Extracted data entries
* * *

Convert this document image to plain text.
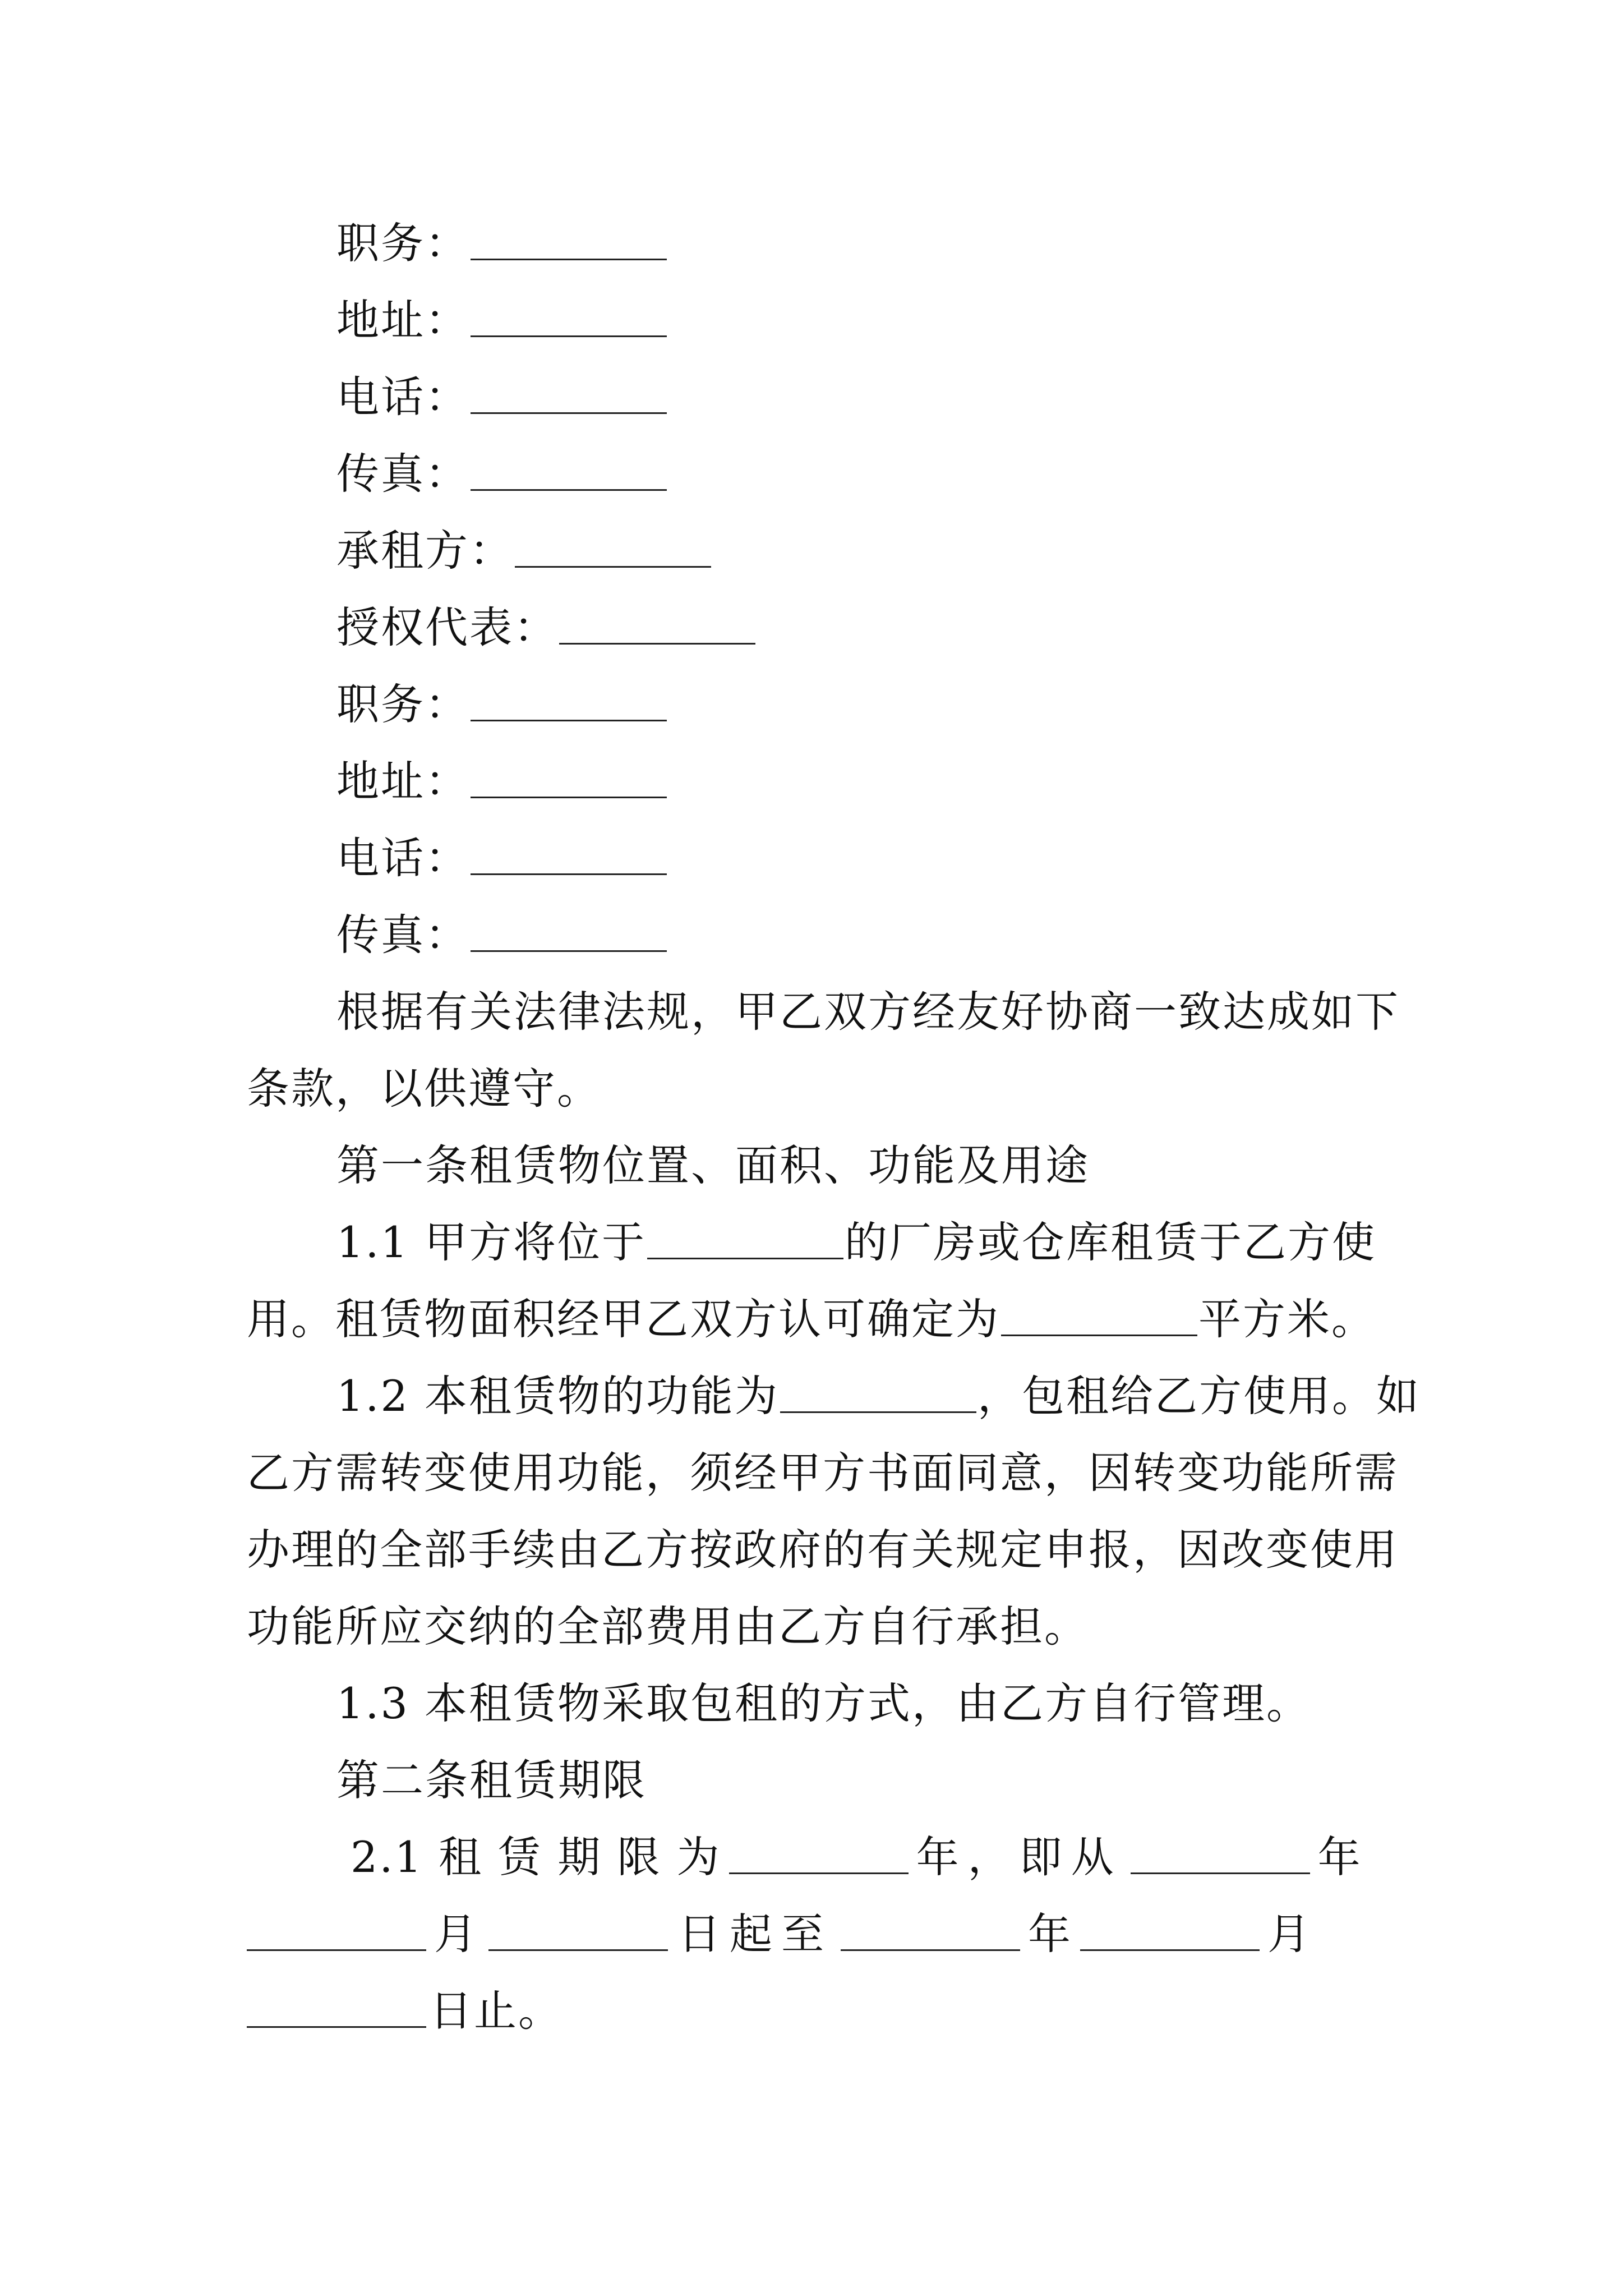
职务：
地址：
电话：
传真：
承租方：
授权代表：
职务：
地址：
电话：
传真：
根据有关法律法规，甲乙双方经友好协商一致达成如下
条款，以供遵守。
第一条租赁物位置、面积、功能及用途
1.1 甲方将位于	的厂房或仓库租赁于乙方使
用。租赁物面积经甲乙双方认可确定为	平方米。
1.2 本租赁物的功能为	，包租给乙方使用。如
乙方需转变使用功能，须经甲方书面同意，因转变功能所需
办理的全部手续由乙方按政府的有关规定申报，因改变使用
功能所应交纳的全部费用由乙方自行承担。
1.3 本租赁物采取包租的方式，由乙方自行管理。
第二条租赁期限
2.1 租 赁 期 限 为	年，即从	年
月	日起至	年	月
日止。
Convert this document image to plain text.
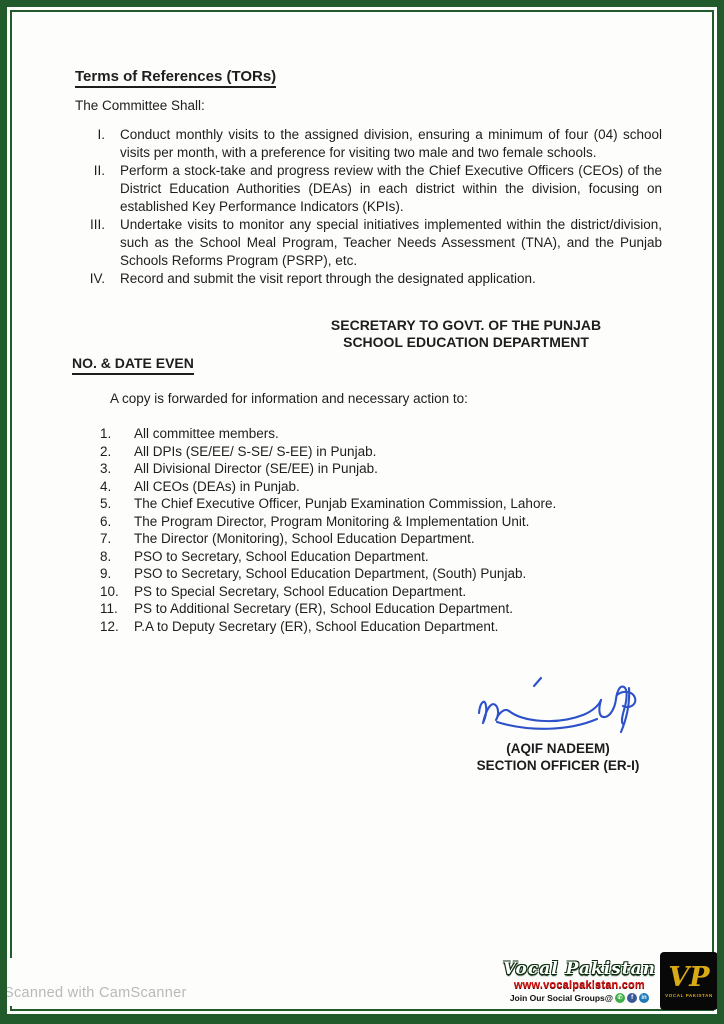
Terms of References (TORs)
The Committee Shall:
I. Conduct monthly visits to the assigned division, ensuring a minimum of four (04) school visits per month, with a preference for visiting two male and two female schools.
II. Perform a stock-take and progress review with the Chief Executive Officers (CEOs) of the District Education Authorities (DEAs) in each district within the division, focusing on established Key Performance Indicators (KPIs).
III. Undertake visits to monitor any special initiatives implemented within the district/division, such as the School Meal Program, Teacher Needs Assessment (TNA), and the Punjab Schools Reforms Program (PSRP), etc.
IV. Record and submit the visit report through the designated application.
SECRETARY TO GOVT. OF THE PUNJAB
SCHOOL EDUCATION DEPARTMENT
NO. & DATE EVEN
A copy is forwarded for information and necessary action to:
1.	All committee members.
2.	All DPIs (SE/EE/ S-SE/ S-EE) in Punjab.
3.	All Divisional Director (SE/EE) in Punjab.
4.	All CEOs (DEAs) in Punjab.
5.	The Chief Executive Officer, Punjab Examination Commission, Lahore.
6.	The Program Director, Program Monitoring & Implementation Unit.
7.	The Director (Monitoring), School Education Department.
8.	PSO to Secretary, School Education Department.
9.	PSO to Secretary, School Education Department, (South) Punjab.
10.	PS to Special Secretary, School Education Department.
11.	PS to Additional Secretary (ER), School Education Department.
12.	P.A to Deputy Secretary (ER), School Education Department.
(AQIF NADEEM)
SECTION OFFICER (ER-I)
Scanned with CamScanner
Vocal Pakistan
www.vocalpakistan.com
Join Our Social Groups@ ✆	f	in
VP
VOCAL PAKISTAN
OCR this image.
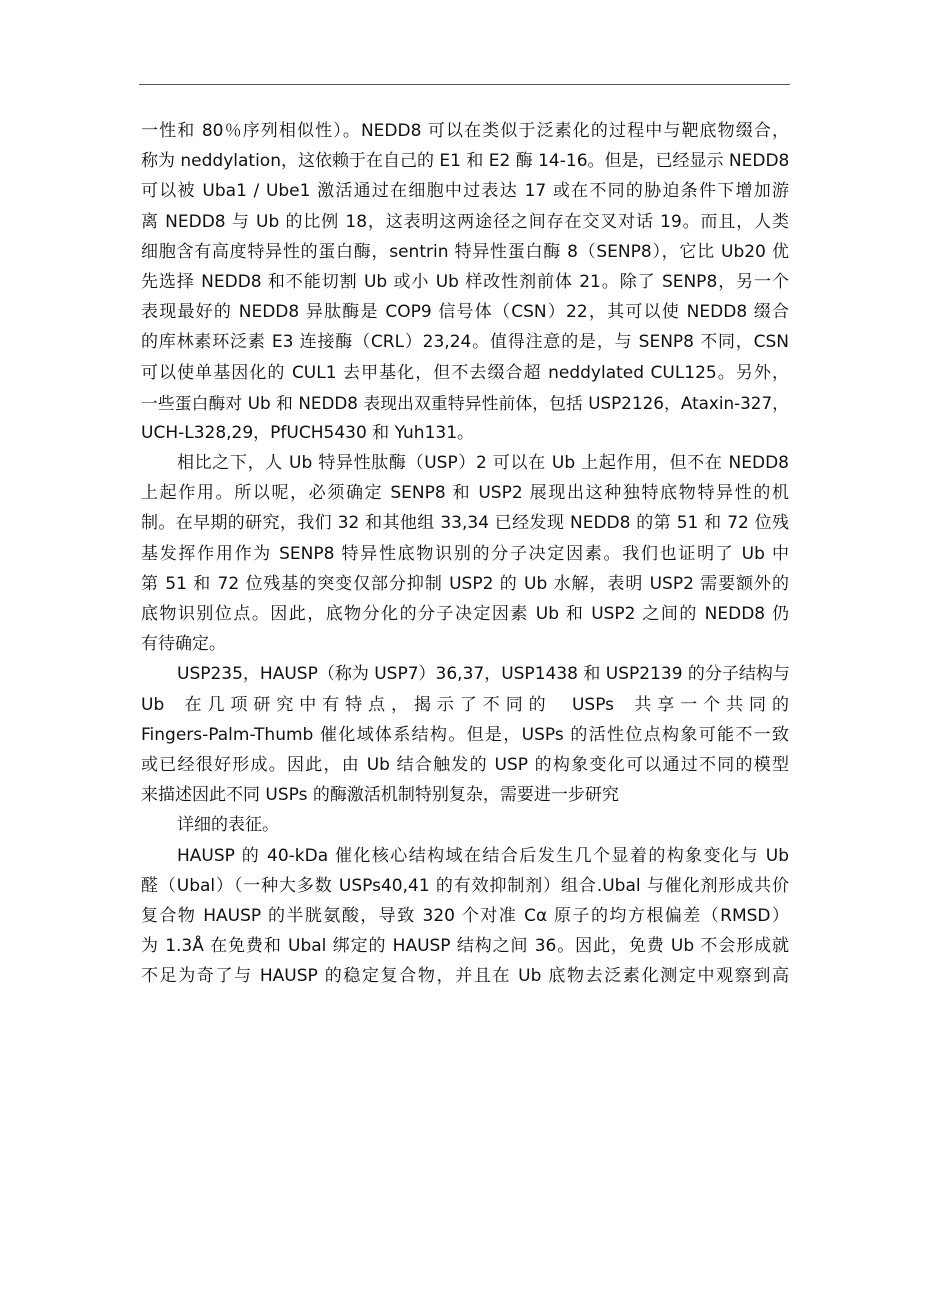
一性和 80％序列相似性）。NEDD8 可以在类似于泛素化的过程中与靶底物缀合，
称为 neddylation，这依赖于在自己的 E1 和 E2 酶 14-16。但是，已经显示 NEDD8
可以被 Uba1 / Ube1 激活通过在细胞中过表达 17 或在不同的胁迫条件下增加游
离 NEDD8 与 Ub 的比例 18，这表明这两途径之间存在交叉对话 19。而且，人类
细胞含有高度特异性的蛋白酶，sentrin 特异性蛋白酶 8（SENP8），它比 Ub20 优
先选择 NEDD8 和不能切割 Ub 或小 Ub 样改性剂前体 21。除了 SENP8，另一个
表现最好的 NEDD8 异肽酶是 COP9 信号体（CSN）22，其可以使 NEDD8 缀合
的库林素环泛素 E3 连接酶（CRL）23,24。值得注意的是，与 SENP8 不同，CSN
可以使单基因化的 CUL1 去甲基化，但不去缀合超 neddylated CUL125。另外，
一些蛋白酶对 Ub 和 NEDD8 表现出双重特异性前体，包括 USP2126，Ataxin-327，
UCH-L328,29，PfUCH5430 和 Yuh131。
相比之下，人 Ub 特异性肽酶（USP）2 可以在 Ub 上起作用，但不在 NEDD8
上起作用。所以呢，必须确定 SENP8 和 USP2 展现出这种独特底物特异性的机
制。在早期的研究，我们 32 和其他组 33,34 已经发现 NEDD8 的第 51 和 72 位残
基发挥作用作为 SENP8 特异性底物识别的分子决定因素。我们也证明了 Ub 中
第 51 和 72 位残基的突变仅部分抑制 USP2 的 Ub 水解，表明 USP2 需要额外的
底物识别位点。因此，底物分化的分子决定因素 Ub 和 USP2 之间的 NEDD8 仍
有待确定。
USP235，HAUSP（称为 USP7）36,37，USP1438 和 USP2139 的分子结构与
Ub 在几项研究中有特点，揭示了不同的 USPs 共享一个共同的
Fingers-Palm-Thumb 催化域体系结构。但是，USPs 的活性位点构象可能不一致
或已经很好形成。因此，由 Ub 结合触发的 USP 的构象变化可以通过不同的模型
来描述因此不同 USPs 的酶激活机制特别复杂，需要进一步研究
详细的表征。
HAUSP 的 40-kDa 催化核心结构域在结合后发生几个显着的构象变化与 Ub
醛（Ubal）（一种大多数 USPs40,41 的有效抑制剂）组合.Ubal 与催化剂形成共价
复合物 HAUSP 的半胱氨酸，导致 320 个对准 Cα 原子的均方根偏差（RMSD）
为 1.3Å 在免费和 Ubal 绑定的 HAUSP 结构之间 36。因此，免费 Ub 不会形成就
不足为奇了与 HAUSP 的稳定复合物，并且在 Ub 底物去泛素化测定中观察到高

* * *

Exercise prompt
Give again the lines from the line that contains "OCR this image." through the last line of the material above, exactly and with both ends included. Omit the pictures.

Answer to the task
OCR this image.
一性和 80％序列相似性）。NEDD8 可以在类似于泛素化的过程中与靶底物缀合，
称为 neddylation，这依赖于在自己的 E1 和 E2 酶 14-16。但是，已经显示 NEDD8
可以被 Uba1 / Ube1 激活通过在细胞中过表达 17 或在不同的胁迫条件下增加游
离 NEDD8 与 Ub 的比例 18，这表明这两途径之间存在交叉对话 19。而且，人类
细胞含有高度特异性的蛋白酶，sentrin 特异性蛋白酶 8（SENP8），它比 Ub20 优
先选择 NEDD8 和不能切割 Ub 或小 Ub 样改性剂前体 21。除了 SENP8，另一个
表现最好的 NEDD8 异肽酶是 COP9 信号体（CSN）22，其可以使 NEDD8 缀合
的库林素环泛素 E3 连接酶（CRL）23,24。值得注意的是，与 SENP8 不同，CSN
可以使单基因化的 CUL1 去甲基化，但不去缀合超 neddylated CUL125。另外，
一些蛋白酶对 Ub 和 NEDD8 表现出双重特异性前体，包括 USP2126，Ataxin-327，
UCH-L328,29，PfUCH5430 和 Yuh131。
相比之下，人 Ub 特异性肽酶（USP）2 可以在 Ub 上起作用，但不在 NEDD8
上起作用。所以呢，必须确定 SENP8 和 USP2 展现出这种独特底物特异性的机
制。在早期的研究，我们 32 和其他组 33,34 已经发现 NEDD8 的第 51 和 72 位残
基发挥作用作为 SENP8 特异性底物识别的分子决定因素。我们也证明了 Ub 中
第 51 和 72 位残基的突变仅部分抑制 USP2 的 Ub 水解，表明 USP2 需要额外的
底物识别位点。因此，底物分化的分子决定因素 Ub 和 USP2 之间的 NEDD8 仍
有待确定。
USP235，HAUSP（称为 USP7）36,37，USP1438 和 USP2139 的分子结构与
Ub 在几项研究中有特点，揭示了不同的 USPs 共享一个共同的
Fingers-Palm-Thumb 催化域体系结构。但是，USPs 的活性位点构象可能不一致
或已经很好形成。因此，由 Ub 结合触发的 USP 的构象变化可以通过不同的模型
来描述因此不同 USPs 的酶激活机制特别复杂，需要进一步研究
详细的表征。
HAUSP 的 40-kDa 催化核心结构域在结合后发生几个显着的构象变化与 Ub
醛（Ubal）（一种大多数 USPs40,41 的有效抑制剂）组合.Ubal 与催化剂形成共价
复合物 HAUSP 的半胱氨酸，导致 320 个对准 Cα 原子的均方根偏差（RMSD）
为 1.3Å 在免费和 Ubal 绑定的 HAUSP 结构之间 36。因此，免费 Ub 不会形成就
不足为奇了与 HAUSP 的稳定复合物，并且在 Ub 底物去泛素化测定中观察到高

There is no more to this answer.